What you should do
In the entries below, filter for the word "glittrande" and copy every matching line.

*** Begin section ***

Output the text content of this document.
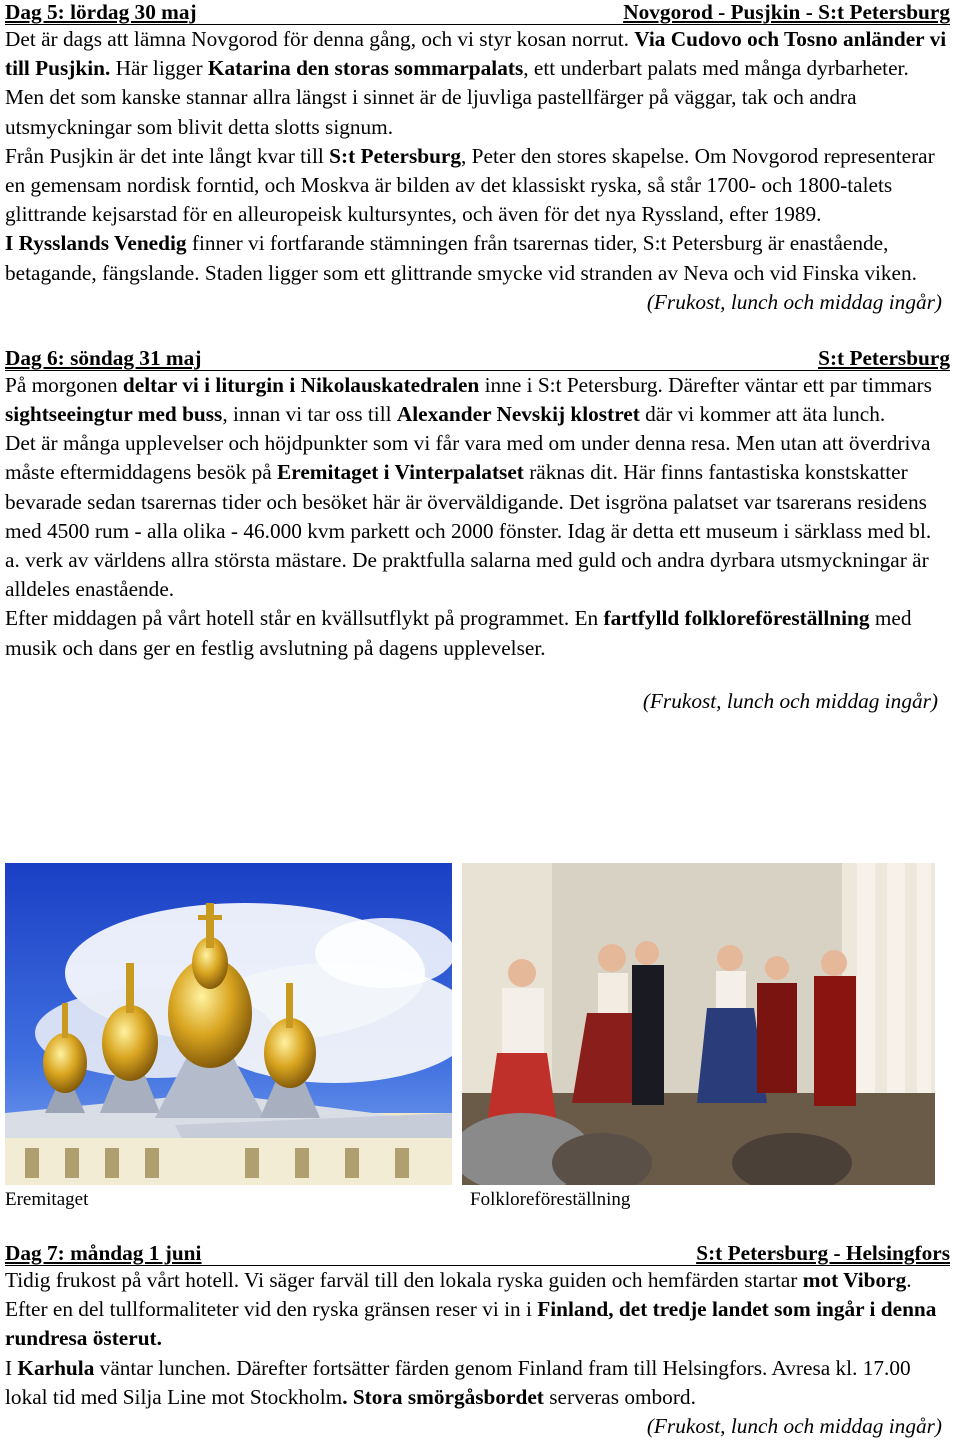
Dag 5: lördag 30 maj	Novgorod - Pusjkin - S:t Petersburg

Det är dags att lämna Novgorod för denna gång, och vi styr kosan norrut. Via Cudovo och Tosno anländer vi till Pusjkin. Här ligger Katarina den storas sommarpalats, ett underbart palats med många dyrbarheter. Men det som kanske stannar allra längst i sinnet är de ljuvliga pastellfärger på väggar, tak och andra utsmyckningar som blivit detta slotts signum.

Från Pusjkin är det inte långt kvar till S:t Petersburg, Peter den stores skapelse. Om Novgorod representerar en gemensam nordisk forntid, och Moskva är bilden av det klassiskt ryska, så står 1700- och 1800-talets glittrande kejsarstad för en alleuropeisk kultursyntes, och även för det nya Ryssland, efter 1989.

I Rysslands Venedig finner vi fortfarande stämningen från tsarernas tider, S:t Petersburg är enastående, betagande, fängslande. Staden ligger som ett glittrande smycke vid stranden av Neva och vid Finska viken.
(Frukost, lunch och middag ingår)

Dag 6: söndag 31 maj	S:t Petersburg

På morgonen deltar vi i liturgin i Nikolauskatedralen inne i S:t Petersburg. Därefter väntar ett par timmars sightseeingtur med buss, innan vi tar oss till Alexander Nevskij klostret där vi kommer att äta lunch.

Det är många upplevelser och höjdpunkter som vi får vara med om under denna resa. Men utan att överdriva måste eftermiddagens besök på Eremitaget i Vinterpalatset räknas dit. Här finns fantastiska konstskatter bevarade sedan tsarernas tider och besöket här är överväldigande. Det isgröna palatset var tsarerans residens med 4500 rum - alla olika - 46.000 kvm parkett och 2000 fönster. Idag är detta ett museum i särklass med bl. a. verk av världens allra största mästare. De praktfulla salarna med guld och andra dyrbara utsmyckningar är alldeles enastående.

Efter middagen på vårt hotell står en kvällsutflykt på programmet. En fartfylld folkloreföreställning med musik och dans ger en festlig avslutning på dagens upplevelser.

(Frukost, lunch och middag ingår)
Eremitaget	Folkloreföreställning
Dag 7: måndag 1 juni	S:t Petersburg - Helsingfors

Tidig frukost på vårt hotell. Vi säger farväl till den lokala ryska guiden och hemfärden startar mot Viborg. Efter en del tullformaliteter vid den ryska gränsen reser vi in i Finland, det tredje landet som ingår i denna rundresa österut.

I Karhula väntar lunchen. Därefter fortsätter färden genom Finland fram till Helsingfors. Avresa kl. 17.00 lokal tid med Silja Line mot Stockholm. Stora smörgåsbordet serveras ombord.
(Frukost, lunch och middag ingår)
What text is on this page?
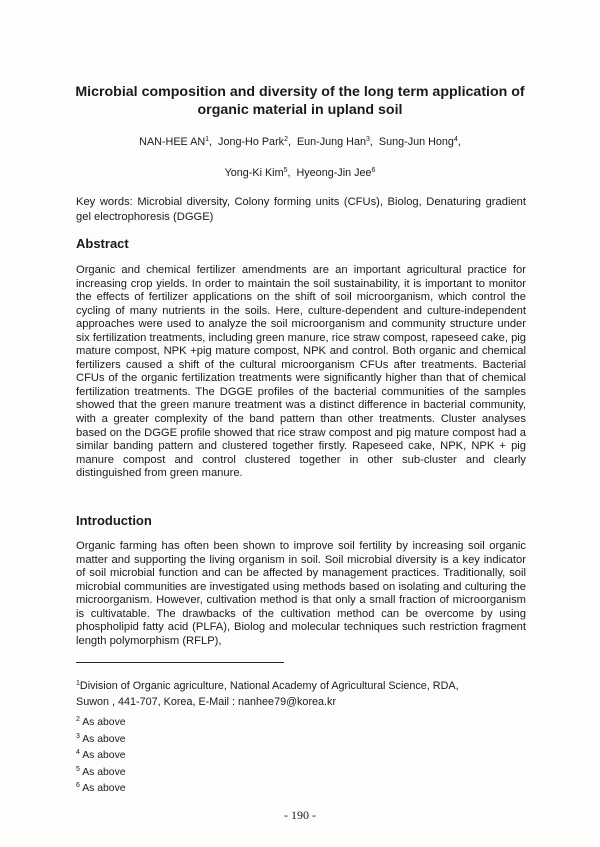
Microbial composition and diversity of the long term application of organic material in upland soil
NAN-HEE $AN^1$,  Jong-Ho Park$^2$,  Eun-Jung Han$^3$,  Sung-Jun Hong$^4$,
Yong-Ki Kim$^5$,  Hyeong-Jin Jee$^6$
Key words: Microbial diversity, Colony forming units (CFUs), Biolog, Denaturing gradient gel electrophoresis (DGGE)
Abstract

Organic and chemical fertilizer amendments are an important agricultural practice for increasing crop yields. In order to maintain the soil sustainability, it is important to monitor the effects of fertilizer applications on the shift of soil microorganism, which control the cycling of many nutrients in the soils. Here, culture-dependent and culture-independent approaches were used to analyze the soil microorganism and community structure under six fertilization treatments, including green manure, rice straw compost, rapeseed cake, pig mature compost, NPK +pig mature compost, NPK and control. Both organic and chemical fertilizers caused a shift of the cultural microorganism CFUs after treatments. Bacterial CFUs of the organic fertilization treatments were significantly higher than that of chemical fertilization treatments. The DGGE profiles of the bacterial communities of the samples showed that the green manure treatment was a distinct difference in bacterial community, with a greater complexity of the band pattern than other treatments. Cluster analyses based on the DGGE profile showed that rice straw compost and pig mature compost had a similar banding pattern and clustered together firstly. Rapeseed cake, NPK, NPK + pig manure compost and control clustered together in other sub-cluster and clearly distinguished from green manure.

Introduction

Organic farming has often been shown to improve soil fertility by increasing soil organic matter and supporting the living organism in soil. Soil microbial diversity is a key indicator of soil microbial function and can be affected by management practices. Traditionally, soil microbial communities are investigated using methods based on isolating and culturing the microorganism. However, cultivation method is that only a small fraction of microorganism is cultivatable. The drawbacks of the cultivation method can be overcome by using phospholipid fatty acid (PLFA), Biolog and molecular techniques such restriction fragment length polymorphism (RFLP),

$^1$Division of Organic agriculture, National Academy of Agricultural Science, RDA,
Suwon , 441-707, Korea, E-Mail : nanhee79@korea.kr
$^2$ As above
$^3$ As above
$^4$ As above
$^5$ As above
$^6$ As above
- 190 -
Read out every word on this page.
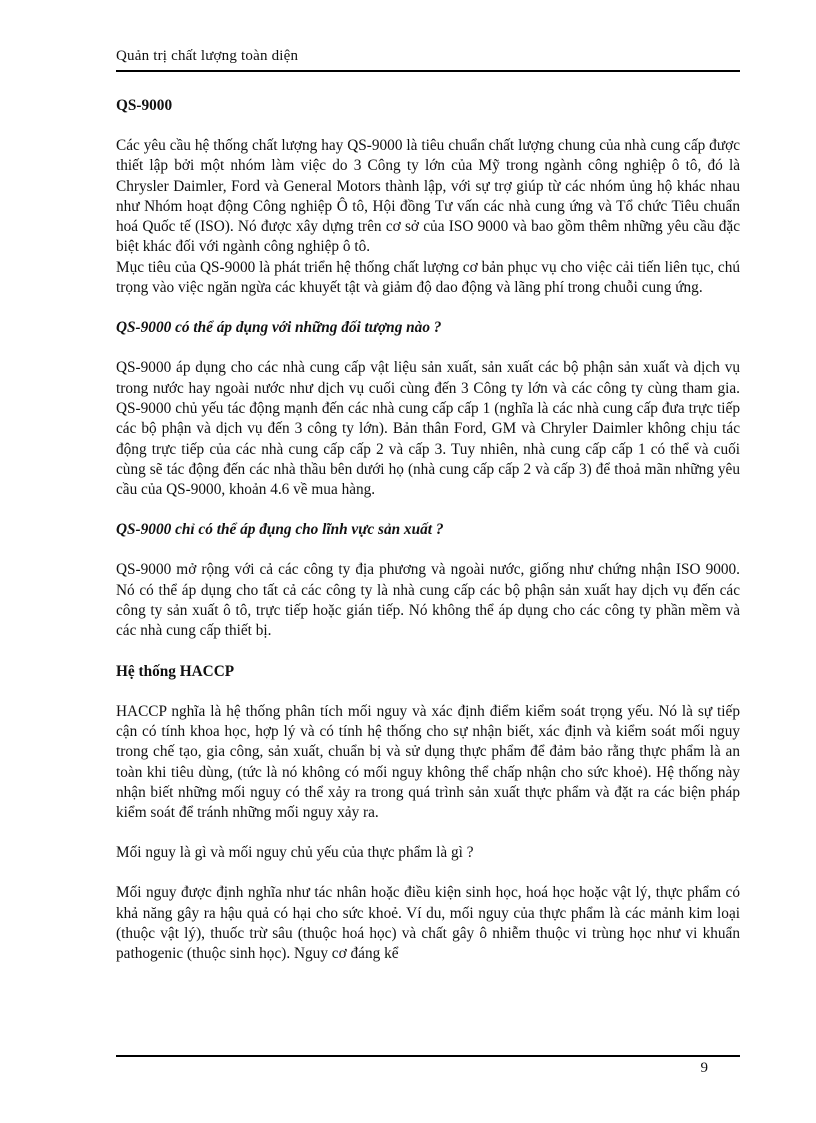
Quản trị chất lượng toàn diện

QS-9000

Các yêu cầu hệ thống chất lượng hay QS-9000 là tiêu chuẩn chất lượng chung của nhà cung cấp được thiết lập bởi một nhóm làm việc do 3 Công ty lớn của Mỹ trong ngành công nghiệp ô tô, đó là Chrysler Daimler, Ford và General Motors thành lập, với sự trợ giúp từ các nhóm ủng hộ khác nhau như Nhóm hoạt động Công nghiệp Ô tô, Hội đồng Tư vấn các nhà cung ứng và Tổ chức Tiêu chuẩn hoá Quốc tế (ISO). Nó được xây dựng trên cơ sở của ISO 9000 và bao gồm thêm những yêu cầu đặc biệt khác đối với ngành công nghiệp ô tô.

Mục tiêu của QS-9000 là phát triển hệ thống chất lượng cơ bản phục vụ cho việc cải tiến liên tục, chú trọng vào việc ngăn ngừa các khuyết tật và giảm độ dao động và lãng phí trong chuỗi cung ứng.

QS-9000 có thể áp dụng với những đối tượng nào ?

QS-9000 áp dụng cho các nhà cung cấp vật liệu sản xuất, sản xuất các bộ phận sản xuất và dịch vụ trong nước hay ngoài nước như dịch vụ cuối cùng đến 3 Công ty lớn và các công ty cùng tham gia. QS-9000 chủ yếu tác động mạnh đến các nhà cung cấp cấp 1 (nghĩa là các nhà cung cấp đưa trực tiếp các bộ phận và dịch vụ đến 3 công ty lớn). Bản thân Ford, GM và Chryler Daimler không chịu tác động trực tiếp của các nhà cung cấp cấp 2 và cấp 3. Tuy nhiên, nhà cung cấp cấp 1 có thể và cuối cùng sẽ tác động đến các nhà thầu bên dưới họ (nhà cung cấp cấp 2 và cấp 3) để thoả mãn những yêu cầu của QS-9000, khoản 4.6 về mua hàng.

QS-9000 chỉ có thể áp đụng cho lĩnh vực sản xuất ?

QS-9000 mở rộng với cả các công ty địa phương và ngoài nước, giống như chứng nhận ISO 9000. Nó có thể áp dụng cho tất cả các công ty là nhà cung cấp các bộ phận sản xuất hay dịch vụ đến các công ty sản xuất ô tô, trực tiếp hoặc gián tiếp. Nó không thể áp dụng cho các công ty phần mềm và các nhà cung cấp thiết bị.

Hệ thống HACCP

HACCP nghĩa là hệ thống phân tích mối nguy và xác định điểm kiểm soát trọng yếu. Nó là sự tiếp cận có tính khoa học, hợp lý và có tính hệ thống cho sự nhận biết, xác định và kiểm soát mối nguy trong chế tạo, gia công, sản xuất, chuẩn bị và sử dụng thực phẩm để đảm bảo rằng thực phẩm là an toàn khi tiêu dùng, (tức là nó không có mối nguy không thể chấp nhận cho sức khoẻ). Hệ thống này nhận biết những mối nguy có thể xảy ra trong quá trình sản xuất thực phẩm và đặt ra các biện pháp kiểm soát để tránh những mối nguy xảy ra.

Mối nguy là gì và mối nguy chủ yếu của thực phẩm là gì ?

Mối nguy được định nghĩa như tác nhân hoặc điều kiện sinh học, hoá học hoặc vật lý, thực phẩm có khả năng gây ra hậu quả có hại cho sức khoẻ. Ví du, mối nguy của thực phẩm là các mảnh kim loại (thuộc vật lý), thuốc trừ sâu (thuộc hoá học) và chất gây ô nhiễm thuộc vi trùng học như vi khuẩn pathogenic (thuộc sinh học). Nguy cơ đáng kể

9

*** End section ***

Solution to this exercise
Från Pusjkin är det inte långt kvar till S:t Petersburg, Peter den stores skapelse. Om Novgorod representerar en gemensam nordisk forntid, och Moskva är bilden av det klassiskt ryska, så står 1700- och 1800-talets glittrande kejsarstad för en alleuropeisk kultursyntes, och även för det nya Ryssland, efter 1989.
I Rysslands Venedig finner vi fortfarande stämningen från tsarernas tider, S:t Petersburg är enastående, betagande, fängslande. Staden ligger som ett glittrande smycke vid stranden av Neva och vid Finska viken.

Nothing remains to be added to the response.